Collected data
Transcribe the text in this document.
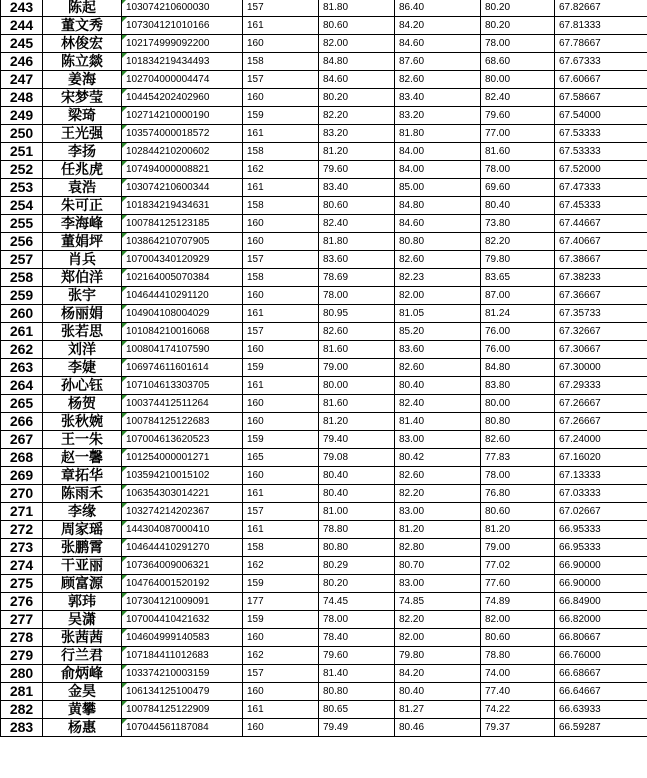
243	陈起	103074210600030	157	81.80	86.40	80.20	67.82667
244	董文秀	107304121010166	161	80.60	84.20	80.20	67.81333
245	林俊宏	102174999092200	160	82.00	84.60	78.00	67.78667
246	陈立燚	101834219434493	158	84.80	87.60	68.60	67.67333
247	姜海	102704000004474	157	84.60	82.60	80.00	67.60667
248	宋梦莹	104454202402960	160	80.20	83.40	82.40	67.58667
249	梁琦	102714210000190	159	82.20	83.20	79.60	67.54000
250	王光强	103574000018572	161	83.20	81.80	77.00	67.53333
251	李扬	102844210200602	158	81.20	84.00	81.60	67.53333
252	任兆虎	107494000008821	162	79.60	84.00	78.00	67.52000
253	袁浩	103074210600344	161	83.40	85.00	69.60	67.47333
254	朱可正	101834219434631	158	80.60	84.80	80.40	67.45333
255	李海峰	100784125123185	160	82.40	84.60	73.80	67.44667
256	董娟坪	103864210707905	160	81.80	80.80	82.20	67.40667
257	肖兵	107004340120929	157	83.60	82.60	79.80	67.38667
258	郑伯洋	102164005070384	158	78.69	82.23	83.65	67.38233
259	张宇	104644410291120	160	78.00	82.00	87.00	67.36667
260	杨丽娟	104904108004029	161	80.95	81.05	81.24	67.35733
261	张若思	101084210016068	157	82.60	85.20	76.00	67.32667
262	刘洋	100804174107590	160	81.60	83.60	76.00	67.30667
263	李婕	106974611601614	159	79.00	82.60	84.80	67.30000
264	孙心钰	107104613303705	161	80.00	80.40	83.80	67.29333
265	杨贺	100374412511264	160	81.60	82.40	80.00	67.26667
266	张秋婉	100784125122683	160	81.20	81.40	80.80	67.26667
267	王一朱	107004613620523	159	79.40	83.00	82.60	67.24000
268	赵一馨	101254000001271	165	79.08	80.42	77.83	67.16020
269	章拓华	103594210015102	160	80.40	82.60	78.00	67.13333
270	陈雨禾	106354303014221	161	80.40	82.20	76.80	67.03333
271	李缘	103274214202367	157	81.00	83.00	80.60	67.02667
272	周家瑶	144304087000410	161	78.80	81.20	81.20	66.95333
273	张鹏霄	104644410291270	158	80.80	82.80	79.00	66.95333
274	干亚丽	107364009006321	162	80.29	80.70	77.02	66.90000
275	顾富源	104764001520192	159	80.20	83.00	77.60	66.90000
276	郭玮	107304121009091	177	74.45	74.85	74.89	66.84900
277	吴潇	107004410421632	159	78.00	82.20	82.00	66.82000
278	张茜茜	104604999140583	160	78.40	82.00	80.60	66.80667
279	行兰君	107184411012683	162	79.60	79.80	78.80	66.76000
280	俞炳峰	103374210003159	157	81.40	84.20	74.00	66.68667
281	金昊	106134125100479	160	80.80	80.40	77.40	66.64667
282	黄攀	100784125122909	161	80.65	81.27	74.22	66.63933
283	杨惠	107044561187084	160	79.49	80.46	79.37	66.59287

The request: Output every entry word for word, but omit the pictures.

The result:
Transcribe the text in this document.
243	陈起	103074210600030	157	81.80	86.40	80.20	67.82667
244	董文秀	107304121010166	161	80.60	84.20	80.20	67.81333
245	林俊宏	102174999092200	160	82.00	84.60	78.00	67.78667
246	陈立燚	101834219434493	158	84.80	87.60	68.60	67.67333
247	姜海	102704000004474	157	84.60	82.60	80.00	67.60667
248	宋梦莹	104454202402960	160	80.20	83.40	82.40	67.58667
249	梁琦	102714210000190	159	82.20	83.20	79.60	67.54000
250	王光强	103574000018572	161	83.20	81.80	77.00	67.53333
251	李扬	102844210200602	158	81.20	84.00	81.60	67.53333
252	任兆虎	107494000008821	162	79.60	84.00	78.00	67.52000
253	袁浩	103074210600344	161	83.40	85.00	69.60	67.47333
254	朱可正	101834219434631	158	80.60	84.80	80.40	67.45333
255	李海峰	100784125123185	160	82.40	84.60	73.80	67.44667
256	董娟坪	103864210707905	160	81.80	80.80	82.20	67.40667
257	肖兵	107004340120929	157	83.60	82.60	79.80	67.38667
258	郑伯洋	102164005070384	158	78.69	82.23	83.65	67.38233
259	张宇	104644410291120	160	78.00	82.00	87.00	67.36667
260	杨丽娟	104904108004029	161	80.95	81.05	81.24	67.35733
261	张若思	101084210016068	157	82.60	85.20	76.00	67.32667
262	刘洋	100804174107590	160	81.60	83.60	76.00	67.30667
263	李婕	106974611601614	159	79.00	82.60	84.80	67.30000
264	孙心钰	107104613303705	161	80.00	80.40	83.80	67.29333
265	杨贺	100374412511264	160	81.60	82.40	80.00	67.26667
266	张秋婉	100784125122683	160	81.20	81.40	80.80	67.26667
267	王一朱	107004613620523	159	79.40	83.00	82.60	67.24000
268	赵一馨	101254000001271	165	79.08	80.42	77.83	67.16020
269	章拓华	103594210015102	160	80.40	82.60	78.00	67.13333
270	陈雨禾	106354303014221	161	80.40	82.20	76.80	67.03333
271	李缘	103274214202367	157	81.00	83.00	80.60	67.02667
272	周家瑶	144304087000410	161	78.80	81.20	81.20	66.95333
273	张鹏霄	104644410291270	158	80.80	82.80	79.00	66.95333
274	干亚丽	107364009006321	162	80.29	80.70	77.02	66.90000
275	顾富源	104764001520192	159	80.20	83.00	77.60	66.90000
276	郭玮	107304121009091	177	74.45	74.85	74.89	66.84900
277	吴潇	107004410421632	159	78.00	82.20	82.00	66.82000
278	张茜茜	104604999140583	160	78.40	82.00	80.60	66.80667
279	行兰君	107184411012683	162	79.60	79.80	78.80	66.76000
280	俞炳峰	103374210003159	157	81.40	84.20	74.00	66.68667
281	金昊	106134125100479	160	80.80	80.40	77.40	66.64667
282	黄攀	100784125122909	161	80.65	81.27	74.22	66.63933
283	杨惠	107044561187084	160	79.49	80.46	79.37	66.59287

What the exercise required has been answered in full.